PAGE EXCERPT:
-- Start --

|Master of soirées brings back taste of Paris|
by Tim Cornwell,
THEY have become a Parisian institution attended by grateful guests from across the world.
Jim Haynes' dinner parties open to all have been attracting the great, the good and the well-travelled for the last 35 years to his Montparnasse home. Since the first, more than 135,000 people have trooped through his front door to be fed and watered at the weekly events.
Now the Haynes recipe is being transported across the Channel. Later this month, the Festival veteran will hold his first Parisian-style soirée in Edinburgh.
The 75-year-old American arts producer and academic, who co-founded the Traverse Theatre and hasn't missed a Festival since 1957, says he has no idea yet what's on the menu or who will turn up. "In life, I have modest expectations of everything," he said. "What happens will happen. When the word goes out, and who wants to come, and whether divorces or love affairs or marriages come out of it. Que sera sera."
The venue will be the Scottish Arts Club, another venerable institution. Haynes is yet to settle on numbers or a menu, and has no idea how the night will turn out, but it's certain he won't be short of guests.
photograph©Jesper Haynes, 2009
"In Paris, people start arriving at 8pm. I start introducing people, offering drinks, and fairly soon after this the first course is served and the evening unfolds. There's no music, there's no entertainment, just people meeting, talking, exchanging cards and gossiping.
"I have regulars that come Parisian regulars, and people who come from New York, Paris, London, Berlin, the world."
The Assembly's programme director Mary Shields has been a regular attendee. "What he does with his dinners is what he does everywhere," she said. "He's a facilitator and introducer of people. Distilled down, that is what he does. He sits on his high stool and makes sure that everyone talks to someone else. It's life-affirming."
Veteran Edinburgh arts entrepreneur Ricky Demarco said: "Jim Haynes is a force of nature. Everyone should try to get to that dinner."
Louisianan Haynes first came to Edinburgh in 1956 when he was posted with the US military to an airbase at Kirknewton used as a Cold War listening post.
When he left the military he stayed in Edinburgh and opened the first paperback book shop in Britain, The Paperback.
In 1969, a visit by a group of French students and professors to Edinburgh saw him invited to join the University of Paris - where he taught media studies and sexual politics, his own choice of subject, for the next 30 years at its Vincennes campus.
The first dinner happened by accident in 1974 when a Californian dancer, Kathy Sroufe, who knew no-one in Paris, sat next to one of Haynes' friends at a restaurant.
"My friend said: 'You don't know anyone in Paris? You'd better call Jim'," said Haynes. A grateful Sroufe told him that she loved to cook, and made dinner for his friends. There were 20 of them, and she insisted on doing it again. And again.
|Now married to a diplomat with two children, Sroufe returned
to Paris a fortnight ago to cook for him again. These days, on a quiet night,
Haynes expects about 70 people at his home; when the weather is good enough
to use the garden, it's more like 130.

-- End --

REQUIRED ACTIONS:
1. Please list every person whose own words are quoted directly in the Jim Haynes article.
2. Carry on writing the Jim Haynes article from its final sentence onward.

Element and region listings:
-- Start --

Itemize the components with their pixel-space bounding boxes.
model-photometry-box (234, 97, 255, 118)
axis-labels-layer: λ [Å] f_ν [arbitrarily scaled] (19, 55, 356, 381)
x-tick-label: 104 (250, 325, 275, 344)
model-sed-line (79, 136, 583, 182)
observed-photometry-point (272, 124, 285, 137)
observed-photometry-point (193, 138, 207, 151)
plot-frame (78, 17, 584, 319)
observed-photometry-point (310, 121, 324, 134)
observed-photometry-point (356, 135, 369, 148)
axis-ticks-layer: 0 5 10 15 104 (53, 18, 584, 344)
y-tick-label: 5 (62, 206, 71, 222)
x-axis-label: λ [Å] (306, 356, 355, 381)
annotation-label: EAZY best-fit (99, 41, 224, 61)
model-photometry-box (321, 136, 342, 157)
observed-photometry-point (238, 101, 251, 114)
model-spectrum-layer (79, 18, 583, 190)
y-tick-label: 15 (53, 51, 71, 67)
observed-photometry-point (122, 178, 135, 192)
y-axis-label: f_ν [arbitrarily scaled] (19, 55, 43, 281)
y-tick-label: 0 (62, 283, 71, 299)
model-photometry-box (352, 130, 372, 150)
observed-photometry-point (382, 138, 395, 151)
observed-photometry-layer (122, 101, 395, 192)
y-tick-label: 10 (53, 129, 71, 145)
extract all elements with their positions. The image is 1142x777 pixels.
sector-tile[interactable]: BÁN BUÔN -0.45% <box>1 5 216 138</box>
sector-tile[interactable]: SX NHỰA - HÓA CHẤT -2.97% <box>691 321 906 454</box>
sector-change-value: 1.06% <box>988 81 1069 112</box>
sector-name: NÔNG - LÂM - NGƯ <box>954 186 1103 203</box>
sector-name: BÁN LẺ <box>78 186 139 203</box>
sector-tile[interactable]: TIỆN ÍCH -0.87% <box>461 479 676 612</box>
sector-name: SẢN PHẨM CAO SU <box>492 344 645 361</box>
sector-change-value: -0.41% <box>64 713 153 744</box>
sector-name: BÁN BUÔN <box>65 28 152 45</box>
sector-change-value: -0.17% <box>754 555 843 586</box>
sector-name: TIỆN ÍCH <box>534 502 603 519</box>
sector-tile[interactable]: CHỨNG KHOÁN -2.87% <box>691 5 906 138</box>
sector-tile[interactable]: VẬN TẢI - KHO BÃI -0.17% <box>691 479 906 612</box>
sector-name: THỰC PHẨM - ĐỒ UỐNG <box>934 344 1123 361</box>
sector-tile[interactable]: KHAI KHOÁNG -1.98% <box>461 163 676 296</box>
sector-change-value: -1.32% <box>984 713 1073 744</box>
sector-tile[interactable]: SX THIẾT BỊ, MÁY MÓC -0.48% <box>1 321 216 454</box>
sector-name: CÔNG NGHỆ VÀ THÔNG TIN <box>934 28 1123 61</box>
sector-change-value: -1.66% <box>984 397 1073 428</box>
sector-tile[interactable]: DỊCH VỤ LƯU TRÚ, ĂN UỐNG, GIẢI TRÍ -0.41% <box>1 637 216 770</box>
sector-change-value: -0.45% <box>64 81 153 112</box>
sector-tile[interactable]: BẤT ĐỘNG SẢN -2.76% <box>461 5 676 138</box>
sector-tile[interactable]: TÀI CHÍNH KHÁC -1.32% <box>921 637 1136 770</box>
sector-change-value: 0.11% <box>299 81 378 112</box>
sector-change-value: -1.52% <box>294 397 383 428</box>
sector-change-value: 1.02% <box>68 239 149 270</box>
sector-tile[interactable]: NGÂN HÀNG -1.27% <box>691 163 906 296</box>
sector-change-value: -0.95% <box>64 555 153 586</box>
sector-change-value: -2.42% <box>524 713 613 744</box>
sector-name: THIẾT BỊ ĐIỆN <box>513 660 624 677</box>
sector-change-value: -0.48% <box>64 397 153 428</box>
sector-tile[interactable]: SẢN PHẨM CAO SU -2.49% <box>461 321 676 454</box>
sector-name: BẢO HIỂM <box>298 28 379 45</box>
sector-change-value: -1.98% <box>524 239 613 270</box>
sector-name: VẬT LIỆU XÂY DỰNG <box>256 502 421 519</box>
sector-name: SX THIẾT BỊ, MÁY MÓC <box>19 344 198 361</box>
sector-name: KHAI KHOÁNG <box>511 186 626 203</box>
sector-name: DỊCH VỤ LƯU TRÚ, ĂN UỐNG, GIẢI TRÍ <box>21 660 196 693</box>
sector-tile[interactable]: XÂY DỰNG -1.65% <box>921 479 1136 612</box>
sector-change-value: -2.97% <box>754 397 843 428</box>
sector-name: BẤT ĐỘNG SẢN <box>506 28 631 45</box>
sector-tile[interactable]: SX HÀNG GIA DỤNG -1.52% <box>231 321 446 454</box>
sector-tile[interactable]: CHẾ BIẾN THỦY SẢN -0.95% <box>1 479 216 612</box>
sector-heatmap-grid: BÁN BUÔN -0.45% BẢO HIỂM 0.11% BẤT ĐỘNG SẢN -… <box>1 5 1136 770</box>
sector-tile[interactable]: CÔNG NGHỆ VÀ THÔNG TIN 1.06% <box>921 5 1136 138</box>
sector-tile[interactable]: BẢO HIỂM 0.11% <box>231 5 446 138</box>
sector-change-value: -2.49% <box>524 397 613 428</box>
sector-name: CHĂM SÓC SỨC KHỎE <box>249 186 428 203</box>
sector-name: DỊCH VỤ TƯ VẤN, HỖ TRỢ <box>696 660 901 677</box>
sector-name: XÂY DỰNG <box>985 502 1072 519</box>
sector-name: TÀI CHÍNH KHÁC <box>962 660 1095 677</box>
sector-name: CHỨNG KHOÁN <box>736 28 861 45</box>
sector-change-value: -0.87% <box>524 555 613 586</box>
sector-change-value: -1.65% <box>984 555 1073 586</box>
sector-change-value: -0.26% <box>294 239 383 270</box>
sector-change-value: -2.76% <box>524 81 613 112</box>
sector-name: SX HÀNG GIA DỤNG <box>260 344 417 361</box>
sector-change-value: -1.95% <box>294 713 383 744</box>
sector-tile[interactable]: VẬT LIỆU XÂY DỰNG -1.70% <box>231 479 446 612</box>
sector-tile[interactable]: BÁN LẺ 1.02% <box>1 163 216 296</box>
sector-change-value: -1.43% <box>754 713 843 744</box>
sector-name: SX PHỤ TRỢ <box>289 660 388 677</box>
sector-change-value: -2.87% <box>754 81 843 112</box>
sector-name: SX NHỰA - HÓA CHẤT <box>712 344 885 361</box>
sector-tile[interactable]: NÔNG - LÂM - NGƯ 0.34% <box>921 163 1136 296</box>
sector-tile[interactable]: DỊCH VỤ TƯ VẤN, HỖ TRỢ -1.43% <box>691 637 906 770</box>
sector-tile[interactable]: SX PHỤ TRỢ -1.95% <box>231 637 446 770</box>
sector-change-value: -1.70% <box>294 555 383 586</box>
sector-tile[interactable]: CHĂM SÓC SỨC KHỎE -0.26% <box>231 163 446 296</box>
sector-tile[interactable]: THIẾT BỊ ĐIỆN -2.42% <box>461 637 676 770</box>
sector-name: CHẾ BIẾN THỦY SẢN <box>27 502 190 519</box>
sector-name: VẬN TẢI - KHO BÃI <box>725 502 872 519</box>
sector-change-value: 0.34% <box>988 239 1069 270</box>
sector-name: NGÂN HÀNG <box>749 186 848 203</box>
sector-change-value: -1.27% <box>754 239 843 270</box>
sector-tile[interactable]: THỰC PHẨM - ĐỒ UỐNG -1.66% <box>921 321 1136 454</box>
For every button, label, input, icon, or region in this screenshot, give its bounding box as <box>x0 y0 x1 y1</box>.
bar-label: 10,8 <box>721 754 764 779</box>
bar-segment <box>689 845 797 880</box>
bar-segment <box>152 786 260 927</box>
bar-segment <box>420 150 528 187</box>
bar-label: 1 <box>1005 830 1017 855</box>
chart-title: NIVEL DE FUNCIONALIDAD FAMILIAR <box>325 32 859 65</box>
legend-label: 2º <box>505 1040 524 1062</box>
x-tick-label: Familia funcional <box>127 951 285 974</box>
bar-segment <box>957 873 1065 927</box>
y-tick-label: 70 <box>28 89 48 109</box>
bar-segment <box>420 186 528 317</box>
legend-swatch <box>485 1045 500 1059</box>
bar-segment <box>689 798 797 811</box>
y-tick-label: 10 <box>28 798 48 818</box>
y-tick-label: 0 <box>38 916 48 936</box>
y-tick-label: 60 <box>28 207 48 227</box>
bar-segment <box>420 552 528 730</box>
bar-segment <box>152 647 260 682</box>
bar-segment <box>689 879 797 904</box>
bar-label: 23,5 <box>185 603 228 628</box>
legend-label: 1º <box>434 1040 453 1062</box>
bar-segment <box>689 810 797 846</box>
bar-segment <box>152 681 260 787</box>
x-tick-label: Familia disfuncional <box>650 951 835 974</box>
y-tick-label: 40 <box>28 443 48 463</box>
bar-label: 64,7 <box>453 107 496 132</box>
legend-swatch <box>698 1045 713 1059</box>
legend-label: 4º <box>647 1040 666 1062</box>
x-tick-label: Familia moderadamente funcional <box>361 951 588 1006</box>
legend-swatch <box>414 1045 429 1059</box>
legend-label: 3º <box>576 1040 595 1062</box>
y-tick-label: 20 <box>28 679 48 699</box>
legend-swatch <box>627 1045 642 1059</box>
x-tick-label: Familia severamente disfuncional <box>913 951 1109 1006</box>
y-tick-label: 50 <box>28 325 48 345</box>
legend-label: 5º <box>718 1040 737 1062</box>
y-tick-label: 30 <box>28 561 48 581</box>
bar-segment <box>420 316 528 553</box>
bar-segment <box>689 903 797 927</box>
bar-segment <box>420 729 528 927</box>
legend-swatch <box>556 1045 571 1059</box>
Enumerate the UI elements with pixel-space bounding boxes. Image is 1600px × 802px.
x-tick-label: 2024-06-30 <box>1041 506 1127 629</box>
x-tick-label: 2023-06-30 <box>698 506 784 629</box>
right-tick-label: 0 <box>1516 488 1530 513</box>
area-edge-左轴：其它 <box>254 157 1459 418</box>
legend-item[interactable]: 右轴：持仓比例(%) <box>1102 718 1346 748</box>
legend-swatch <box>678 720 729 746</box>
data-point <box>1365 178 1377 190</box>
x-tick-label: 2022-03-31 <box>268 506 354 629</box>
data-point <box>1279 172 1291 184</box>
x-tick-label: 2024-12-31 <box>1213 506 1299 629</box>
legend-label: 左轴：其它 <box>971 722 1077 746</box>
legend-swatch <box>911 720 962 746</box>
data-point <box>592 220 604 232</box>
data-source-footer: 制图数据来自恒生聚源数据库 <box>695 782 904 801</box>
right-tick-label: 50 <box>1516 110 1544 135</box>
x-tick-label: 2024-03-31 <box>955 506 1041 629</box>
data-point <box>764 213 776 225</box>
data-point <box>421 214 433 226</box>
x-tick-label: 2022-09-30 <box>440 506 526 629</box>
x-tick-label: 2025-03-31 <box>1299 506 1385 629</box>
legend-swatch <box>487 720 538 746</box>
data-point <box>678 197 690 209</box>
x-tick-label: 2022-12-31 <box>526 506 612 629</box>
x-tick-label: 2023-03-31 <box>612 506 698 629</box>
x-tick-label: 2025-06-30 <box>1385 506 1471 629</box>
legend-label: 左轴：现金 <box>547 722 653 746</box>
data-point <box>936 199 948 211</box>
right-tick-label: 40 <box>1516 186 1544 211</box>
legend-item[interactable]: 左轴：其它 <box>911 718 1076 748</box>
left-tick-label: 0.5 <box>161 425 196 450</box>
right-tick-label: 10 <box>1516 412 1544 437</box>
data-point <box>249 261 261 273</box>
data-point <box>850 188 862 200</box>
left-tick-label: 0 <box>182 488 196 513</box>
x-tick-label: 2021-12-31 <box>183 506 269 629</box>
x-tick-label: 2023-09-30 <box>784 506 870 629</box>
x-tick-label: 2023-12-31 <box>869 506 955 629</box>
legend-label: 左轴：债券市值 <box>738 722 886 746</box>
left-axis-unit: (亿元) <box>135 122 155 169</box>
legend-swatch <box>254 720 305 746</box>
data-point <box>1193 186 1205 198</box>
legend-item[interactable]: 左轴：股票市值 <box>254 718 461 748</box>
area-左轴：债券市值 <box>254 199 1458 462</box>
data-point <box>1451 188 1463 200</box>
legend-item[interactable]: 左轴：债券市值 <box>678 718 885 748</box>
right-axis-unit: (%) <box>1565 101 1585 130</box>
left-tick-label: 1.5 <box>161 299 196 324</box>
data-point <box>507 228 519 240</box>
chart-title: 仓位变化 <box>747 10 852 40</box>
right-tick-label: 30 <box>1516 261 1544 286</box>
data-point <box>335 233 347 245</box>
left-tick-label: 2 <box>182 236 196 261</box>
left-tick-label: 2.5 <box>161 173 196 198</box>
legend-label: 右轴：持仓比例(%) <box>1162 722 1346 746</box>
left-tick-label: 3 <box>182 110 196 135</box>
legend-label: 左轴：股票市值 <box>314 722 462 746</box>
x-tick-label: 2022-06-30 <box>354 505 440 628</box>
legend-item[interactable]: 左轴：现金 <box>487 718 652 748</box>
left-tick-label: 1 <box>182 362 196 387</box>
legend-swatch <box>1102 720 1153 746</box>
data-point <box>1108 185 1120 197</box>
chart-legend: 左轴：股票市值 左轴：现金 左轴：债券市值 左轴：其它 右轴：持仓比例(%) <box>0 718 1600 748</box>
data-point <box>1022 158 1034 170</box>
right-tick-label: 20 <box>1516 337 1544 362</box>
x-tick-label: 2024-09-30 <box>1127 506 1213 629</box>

-- End --

PER-TASK OUTPUTS:
1. Jim Haynes, Mary Shields, Ricky Demarco

2.
In the early days, word of mouth brought gently swelling numbers. Then, in 2002, the Chicago Tribune wrote the first article about him. Haynes always has a photocopy to hand with his telephone number and e-mail, as a calling card and invitation to strangers or friends.
In January the stakes went higher. Haynes had a five-minute interview with National Public Radio, the US public radio network, about his legendary dinners.
In a day, he got a thousand e-mails from people wanting to come to dinner, he said, from all over Canada and the US, and from others who were listening in Hong Kong and Chile.
The dinners now have a waiting list, and Haynes urges people to book by e-mail. The dinner of 6 September, when he will be back in Paris the week after being in Edinburgh, is already full.
|Haynes' Parisian regulars also include Faith Liddell, head
of Festivals Edinburgh. "Any time, people from New York or Edinburgh
or London visit Paris, they try to arrange that they are there on Sunday
night," said Haynes.
In answer to the question most people ask how does one pay? the answer is that guests are asked to bring an envelope with ?15 to ?20 inside. It's a simple menu, with all the wine and beer they can drink.
Haynes doesn't judge his dinners' success by the future novelists or film stars who might have passed through his doors. It's more the encounters between people from all walks of life and nationalities who make connections.
"I didn't plan to have a salon, I suddenly had one," he said. "It's marriages and divorces and love affairs and jobs and trips and just people, from an actor in St Petersburg meeting a musician from Buenos Aires.
"Things happen. There have been so many characters at so many events.
"As it was in the 1960s, Edinburgh is very stratified. The doctors stick with the doctors, the lawyers stick with the lawyers, the students stick with students.
"I like the idea of mixing people up. I'd like to have a mixture of people: performers, Morningside matrons, visitors from New York."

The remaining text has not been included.